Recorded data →
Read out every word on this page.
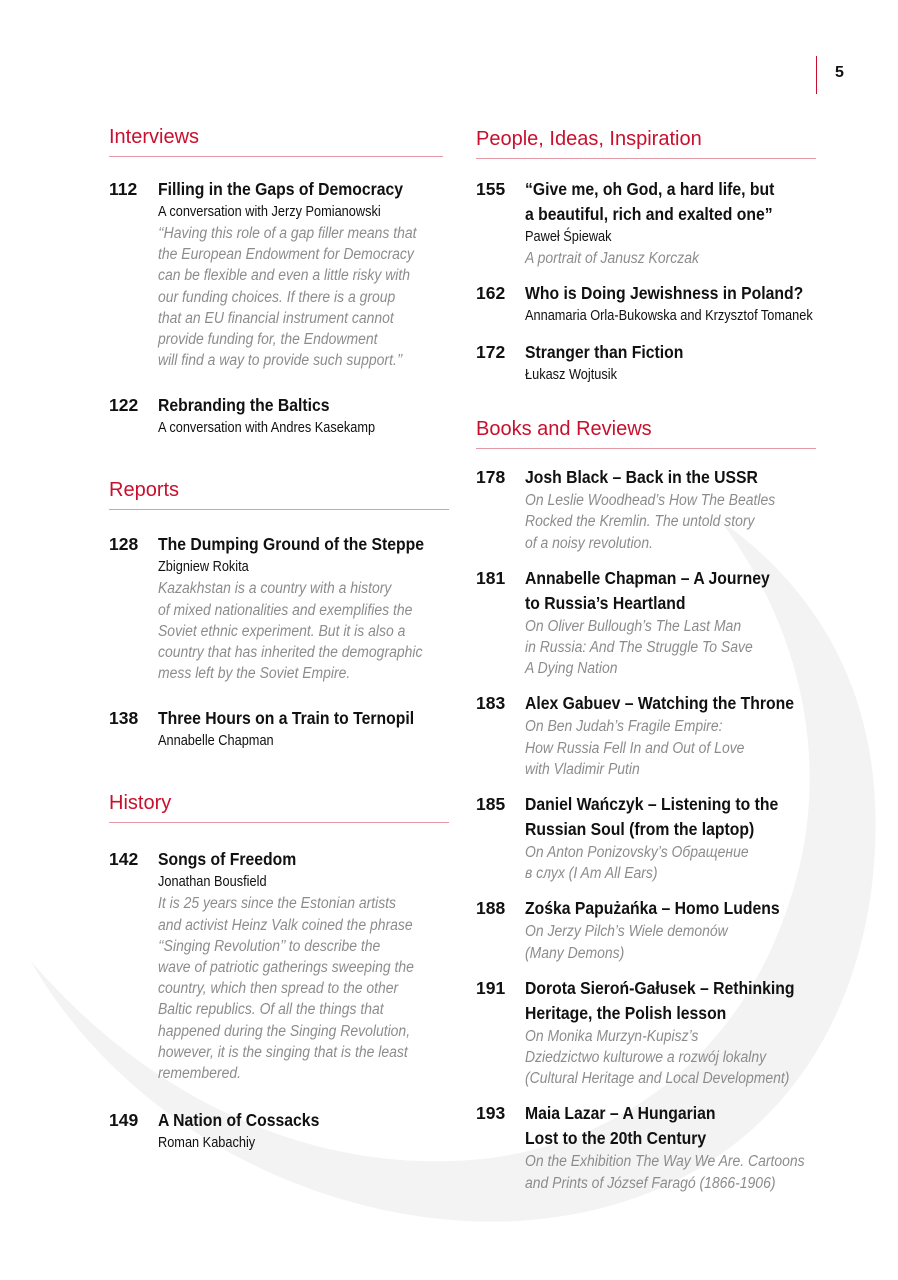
5
Interviews
112 Filling in the Gaps of Democracy
A conversation with Jerzy Pomianowski
‘‘Having this role of a gap filler means that
the European Endowment for Democracy
can be flexible and even a little risky with
our funding choices. If there is a group
that an EU financial instrument cannot
provide funding for, the Endowment
will find a way to provide such support.’’
122 Rebranding the Baltics
A conversation with Andres Kasekamp
Reports
128 The Dumping Ground of the Steppe
Zbigniew Rokita
Kazakhstan is a country with a history
of mixed nationalities and exemplifies the
Soviet ethnic experiment. But it is also a
country that has inherited the demographic
mess left by the Soviet Empire.
138 Three Hours on a Train to Ternopil
Annabelle Chapman
History
142 Songs of Freedom
Jonathan Bousfield
It is 25 years since the Estonian artists
and activist Heinz Valk coined the phrase
‘‘Singing Revolution’’ to describe the
wave of patriotic gatherings sweeping the
country, which then spread to the other
Baltic republics. Of all the things that
happened during the Singing Revolution,
however, it is the singing that is the least
remembered.
149 A Nation of Cossacks
Roman Kabachiy
People, Ideas, Inspiration
155 “Give me, oh God, a hard life, but
a beautiful, rich and exalted one”
Paweł Śpiewak
A portrait of Janusz Korczak
162 Who is Doing Jewishness in Poland?
Annamaria Orla-Bukowska and Krzysztof Tomanek
172 Stranger than Fiction
Łukasz Wojtusik
Books and Reviews
178 Josh Black – Back in the USSR
On Leslie Woodhead’s How The Beatles
Rocked the Kremlin. The untold story
of a noisy revolution.
181 Annabelle Chapman – A Journey
to Russia’s Heartland
On Oliver Bullough’s The Last Man
in Russia: And The Struggle To Save
A Dying Nation
183 Alex Gabuev – Watching the Throne
On Ben Judah’s Fragile Empire:
How Russia Fell In and Out of Love
with Vladimir Putin
185 Daniel Wańczyk – Listening to the
Russian Soul (from the laptop)
On Anton Ponizovsky’s Обращение
в слух (I Am All Ears)
188 Zośka Papużańka – Homo Ludens
On Jerzy Pilch’s Wiele demonów
(Many Demons)
191 Dorota Sieroń-Gałusek – Rethinking
Heritage, the Polish lesson
On Monika Murzyn-Kupisz’s
Dziedzictwo kulturowe a rozwój lokalny
(Cultural Heritage and Local Development)
193 Maia Lazar – A Hungarian
Lost to the 20th Century
On the Exhibition The Way We Are. Cartoons
and Prints of József Faragó (1866-1906)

Task brief →
Of the lines in this data, how many contain "Jerzy"? Reply with only the number.

Result of this task →
2